*Records to process*:
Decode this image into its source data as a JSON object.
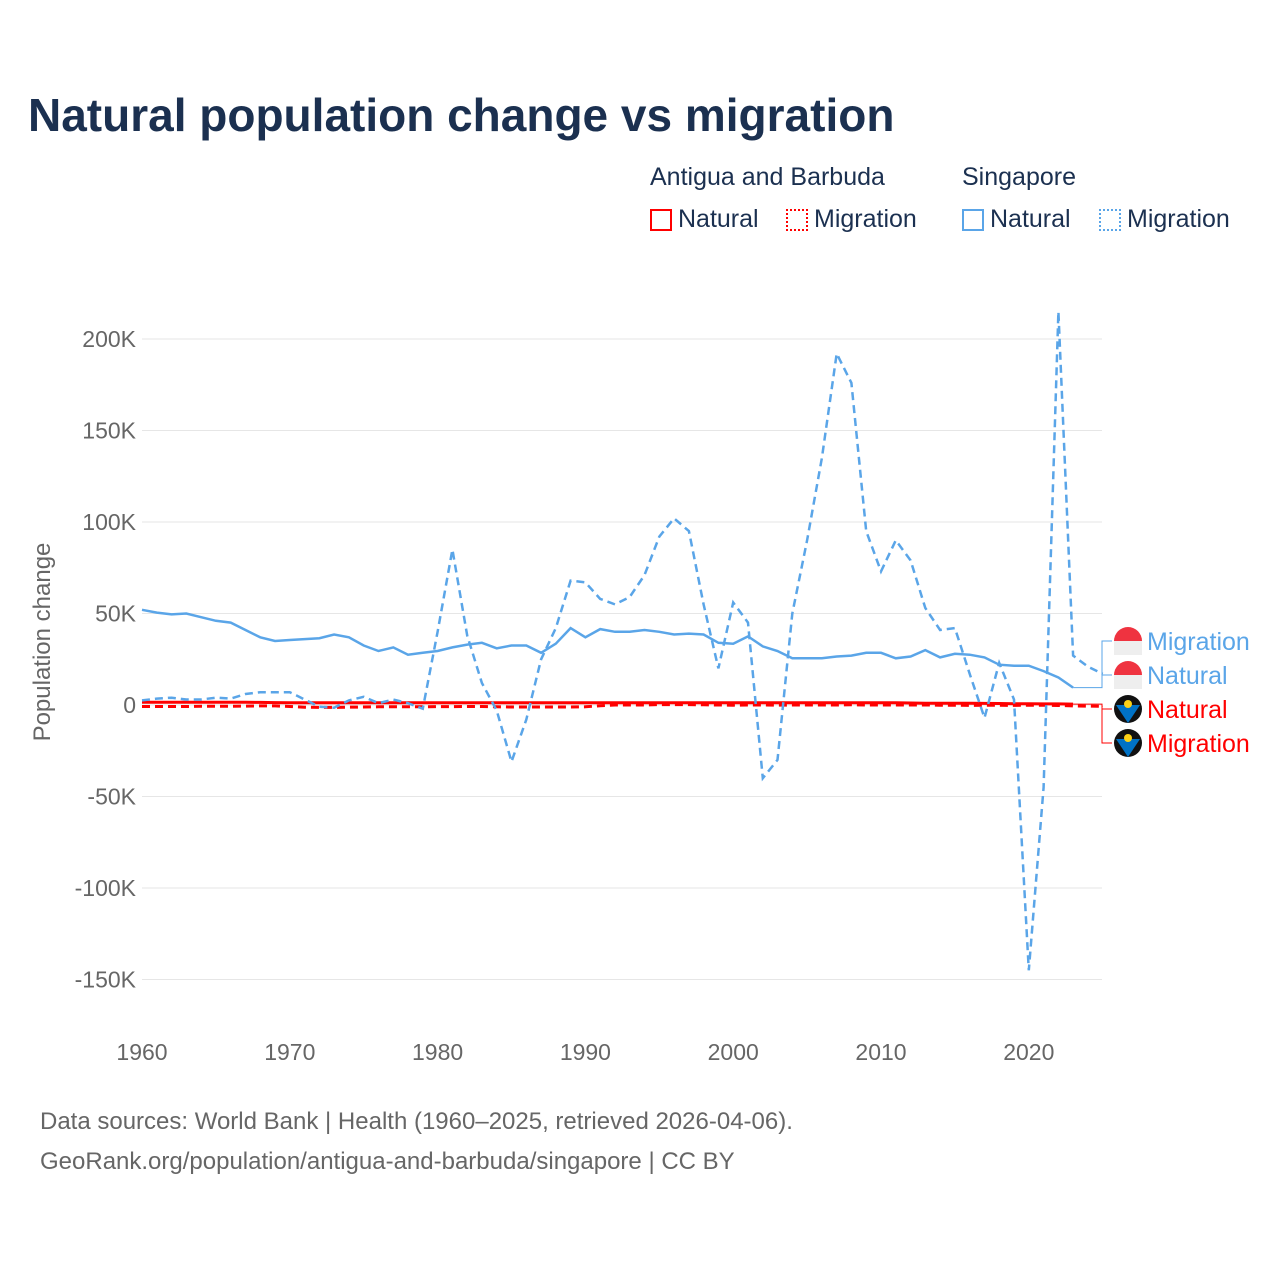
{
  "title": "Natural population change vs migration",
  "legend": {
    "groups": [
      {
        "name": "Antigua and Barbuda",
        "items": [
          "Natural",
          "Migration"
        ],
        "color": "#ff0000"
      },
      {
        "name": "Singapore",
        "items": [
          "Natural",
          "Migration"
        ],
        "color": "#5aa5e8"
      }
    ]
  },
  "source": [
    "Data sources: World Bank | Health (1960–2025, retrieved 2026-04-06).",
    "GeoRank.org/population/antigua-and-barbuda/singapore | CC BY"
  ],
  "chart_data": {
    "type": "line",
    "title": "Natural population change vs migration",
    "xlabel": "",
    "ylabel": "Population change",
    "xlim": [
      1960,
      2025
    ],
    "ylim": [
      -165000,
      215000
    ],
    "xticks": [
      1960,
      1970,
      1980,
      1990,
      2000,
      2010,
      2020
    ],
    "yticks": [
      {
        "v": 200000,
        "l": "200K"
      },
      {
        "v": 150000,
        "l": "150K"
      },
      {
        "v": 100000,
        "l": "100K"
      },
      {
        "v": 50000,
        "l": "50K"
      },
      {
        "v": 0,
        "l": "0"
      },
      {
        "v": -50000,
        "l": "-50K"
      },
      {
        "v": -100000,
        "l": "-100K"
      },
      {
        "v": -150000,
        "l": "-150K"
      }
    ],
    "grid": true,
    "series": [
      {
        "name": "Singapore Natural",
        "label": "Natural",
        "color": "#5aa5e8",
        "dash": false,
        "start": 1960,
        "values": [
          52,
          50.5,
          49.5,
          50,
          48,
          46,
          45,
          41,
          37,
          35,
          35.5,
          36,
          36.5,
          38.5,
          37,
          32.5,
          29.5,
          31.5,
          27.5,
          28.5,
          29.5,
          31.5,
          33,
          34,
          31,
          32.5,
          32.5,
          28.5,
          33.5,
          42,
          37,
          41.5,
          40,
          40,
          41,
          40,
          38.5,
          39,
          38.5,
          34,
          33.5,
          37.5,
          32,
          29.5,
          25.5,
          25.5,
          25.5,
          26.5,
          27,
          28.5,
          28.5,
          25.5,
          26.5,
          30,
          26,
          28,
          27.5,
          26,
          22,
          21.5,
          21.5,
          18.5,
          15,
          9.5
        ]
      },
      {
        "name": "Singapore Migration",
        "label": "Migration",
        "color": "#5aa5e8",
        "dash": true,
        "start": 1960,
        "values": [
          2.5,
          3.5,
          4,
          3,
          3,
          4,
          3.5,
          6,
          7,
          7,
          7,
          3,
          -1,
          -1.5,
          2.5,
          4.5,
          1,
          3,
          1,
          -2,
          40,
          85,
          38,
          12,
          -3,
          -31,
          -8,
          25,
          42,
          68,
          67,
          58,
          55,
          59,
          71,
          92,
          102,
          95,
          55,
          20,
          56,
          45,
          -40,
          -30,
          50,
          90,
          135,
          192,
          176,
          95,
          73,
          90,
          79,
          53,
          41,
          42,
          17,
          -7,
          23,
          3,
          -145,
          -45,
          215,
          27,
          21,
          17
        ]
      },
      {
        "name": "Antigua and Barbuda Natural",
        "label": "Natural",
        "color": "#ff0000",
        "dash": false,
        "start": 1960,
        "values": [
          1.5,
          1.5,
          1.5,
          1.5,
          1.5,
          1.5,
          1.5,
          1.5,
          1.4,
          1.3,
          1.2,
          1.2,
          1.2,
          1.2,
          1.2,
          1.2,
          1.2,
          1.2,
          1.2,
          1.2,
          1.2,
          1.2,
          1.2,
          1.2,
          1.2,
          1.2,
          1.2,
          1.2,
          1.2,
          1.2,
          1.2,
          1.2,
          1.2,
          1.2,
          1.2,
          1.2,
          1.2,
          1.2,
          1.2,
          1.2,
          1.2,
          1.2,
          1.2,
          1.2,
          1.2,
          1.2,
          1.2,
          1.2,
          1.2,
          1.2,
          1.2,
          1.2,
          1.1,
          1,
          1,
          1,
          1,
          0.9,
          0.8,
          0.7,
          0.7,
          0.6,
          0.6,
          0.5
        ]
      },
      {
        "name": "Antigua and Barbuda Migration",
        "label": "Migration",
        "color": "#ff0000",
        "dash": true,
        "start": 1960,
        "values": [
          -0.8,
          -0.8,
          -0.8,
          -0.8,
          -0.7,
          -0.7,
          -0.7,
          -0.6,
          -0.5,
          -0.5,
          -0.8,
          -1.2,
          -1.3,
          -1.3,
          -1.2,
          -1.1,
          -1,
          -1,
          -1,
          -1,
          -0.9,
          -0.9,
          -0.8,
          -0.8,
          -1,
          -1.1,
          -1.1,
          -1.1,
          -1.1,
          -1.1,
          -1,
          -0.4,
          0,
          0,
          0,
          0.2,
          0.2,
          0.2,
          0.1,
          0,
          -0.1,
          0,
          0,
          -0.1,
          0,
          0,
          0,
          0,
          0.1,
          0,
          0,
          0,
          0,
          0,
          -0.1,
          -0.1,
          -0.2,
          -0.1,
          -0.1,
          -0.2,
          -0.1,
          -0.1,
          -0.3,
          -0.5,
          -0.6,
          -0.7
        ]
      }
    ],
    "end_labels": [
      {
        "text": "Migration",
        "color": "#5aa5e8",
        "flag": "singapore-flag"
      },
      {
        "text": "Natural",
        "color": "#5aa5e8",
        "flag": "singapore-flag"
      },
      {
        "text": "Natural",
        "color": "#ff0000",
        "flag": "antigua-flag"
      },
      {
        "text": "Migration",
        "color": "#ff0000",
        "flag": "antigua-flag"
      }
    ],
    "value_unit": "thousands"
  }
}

==

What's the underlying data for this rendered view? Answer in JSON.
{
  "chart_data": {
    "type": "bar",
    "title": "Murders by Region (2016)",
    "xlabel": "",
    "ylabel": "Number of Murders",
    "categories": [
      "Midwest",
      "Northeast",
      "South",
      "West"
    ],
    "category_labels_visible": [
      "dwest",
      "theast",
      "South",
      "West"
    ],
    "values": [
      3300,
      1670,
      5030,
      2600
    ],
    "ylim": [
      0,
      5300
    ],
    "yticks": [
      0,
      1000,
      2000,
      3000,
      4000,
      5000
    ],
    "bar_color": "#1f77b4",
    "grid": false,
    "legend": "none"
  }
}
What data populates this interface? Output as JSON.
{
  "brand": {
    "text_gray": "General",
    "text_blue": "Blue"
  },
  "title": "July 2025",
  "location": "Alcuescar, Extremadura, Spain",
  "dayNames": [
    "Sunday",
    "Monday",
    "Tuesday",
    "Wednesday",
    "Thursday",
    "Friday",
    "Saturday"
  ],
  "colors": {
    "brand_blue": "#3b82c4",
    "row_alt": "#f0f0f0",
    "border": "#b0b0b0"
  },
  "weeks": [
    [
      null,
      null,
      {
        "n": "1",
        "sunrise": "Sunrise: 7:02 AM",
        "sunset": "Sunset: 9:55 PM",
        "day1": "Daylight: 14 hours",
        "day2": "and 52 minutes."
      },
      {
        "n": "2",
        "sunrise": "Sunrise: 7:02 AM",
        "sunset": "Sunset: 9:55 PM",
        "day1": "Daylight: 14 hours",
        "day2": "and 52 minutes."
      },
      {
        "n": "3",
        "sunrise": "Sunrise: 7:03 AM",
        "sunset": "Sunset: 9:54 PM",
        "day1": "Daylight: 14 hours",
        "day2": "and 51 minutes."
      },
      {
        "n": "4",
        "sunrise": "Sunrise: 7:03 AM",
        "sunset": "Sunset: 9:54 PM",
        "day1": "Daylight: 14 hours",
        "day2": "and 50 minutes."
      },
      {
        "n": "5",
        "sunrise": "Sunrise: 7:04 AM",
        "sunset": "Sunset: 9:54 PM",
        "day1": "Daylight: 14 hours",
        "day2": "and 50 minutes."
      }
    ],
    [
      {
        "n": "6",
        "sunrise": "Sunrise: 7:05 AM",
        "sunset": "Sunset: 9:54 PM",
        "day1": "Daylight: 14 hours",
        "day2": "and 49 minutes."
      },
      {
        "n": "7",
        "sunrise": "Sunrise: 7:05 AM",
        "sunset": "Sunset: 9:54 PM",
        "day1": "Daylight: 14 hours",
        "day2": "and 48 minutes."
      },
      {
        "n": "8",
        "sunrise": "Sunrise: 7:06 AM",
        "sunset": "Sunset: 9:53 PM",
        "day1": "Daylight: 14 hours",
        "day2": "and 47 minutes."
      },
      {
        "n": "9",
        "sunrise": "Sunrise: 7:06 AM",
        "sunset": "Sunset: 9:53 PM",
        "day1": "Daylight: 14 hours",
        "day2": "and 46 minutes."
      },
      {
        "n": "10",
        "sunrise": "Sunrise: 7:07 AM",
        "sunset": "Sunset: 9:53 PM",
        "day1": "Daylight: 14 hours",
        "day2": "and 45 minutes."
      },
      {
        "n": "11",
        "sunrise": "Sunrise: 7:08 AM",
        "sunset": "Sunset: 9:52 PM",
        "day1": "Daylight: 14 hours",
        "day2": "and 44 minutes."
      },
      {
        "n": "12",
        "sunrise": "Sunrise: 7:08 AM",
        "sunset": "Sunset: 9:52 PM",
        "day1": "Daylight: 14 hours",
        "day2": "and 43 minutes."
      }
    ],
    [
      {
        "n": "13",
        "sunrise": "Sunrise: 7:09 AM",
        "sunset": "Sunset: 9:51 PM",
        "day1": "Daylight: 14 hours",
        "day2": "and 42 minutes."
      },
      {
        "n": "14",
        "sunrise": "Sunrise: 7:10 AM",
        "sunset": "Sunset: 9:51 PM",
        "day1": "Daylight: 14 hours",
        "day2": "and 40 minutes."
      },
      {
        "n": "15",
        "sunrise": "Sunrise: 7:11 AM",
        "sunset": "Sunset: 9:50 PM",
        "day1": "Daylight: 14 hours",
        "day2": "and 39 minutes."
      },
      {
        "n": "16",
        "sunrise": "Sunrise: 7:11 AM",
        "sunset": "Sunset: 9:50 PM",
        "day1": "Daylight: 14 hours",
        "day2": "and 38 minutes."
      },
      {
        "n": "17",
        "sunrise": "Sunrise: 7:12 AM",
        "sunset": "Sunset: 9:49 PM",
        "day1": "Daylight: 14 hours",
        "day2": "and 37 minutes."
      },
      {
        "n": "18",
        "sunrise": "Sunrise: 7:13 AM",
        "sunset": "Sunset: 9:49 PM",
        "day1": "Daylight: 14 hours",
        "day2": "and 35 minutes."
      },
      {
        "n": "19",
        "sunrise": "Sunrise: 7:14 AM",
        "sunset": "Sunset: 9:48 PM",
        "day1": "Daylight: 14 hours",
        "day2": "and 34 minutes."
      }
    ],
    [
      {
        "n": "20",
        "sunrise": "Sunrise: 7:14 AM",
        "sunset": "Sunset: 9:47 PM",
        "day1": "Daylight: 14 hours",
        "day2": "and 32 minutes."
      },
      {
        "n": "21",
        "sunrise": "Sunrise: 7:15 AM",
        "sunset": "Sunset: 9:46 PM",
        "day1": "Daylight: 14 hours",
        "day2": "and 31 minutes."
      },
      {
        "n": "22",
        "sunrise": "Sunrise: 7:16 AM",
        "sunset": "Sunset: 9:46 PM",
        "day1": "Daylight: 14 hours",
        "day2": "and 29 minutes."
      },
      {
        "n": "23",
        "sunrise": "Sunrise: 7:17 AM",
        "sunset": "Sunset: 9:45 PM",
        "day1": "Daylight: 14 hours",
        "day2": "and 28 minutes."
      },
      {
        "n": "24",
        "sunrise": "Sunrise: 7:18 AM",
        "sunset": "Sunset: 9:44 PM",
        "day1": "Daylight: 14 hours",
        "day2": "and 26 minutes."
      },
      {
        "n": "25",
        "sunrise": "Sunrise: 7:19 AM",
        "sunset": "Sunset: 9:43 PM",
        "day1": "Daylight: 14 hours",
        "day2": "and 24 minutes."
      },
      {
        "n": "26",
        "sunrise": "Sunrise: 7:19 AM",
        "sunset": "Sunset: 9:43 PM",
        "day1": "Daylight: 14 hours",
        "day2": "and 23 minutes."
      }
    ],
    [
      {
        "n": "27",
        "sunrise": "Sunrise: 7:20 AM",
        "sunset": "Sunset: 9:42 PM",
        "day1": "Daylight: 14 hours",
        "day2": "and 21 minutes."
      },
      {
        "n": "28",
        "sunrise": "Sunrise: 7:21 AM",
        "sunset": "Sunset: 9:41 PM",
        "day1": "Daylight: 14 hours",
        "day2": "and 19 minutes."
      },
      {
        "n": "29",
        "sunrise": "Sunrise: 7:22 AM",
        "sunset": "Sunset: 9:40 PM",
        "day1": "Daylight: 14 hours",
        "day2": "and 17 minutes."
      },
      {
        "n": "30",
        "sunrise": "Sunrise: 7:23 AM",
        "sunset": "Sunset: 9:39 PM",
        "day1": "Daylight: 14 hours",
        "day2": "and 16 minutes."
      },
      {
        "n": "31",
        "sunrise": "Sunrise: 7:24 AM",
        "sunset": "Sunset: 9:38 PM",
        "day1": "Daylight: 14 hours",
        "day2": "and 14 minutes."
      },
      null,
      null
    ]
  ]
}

* * *

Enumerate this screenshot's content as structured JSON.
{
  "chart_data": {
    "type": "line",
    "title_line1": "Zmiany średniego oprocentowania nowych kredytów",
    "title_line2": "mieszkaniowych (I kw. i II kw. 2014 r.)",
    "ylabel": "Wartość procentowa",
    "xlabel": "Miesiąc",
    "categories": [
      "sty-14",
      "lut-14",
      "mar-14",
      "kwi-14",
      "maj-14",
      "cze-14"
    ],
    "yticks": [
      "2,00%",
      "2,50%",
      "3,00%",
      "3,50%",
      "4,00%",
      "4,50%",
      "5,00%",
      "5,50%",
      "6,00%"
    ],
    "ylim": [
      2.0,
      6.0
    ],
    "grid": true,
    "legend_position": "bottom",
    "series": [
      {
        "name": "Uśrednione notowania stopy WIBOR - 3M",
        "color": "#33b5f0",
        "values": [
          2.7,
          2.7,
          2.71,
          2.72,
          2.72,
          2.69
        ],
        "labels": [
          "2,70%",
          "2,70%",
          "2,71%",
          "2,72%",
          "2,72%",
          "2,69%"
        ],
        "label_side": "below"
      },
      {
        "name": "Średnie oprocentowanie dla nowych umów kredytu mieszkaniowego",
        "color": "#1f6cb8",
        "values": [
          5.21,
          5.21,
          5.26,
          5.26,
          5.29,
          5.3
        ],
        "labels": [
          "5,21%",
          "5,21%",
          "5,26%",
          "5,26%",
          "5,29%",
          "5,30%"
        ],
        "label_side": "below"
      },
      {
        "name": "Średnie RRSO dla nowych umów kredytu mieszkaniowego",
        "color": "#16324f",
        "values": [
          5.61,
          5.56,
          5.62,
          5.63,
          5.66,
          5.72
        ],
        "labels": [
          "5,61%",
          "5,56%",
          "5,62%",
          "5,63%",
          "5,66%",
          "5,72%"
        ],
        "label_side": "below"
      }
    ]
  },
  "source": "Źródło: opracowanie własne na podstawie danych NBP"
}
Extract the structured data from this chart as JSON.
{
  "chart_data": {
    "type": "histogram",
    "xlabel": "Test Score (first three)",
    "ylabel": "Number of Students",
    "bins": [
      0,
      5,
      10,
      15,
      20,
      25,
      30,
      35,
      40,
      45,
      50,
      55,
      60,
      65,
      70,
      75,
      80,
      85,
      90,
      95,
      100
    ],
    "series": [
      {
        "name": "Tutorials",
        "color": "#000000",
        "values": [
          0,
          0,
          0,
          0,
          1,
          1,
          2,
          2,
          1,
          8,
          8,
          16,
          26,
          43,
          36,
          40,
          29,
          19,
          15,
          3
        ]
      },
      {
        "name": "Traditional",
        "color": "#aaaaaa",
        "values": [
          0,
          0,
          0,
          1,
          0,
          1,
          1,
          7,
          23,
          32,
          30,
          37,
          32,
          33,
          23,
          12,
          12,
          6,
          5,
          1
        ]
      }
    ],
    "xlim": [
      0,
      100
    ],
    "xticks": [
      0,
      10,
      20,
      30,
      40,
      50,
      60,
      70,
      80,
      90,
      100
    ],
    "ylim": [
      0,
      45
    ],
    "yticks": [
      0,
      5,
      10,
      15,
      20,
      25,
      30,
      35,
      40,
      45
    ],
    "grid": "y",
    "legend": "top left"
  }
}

*Your task*: From the entries, copy out each line containing the word "Natural".

*Written response*:
  "title": "Natural population change vs migration",
          "Natural",
          "Natural",
    "title": "Natural population change vs migration",
        "name": "Singapore Natural",
        "label": "Natural",
        "name": "Antigua and Barbuda Natural",
        "label": "Natural",
        "text": "Natural",
        "text": "Natural",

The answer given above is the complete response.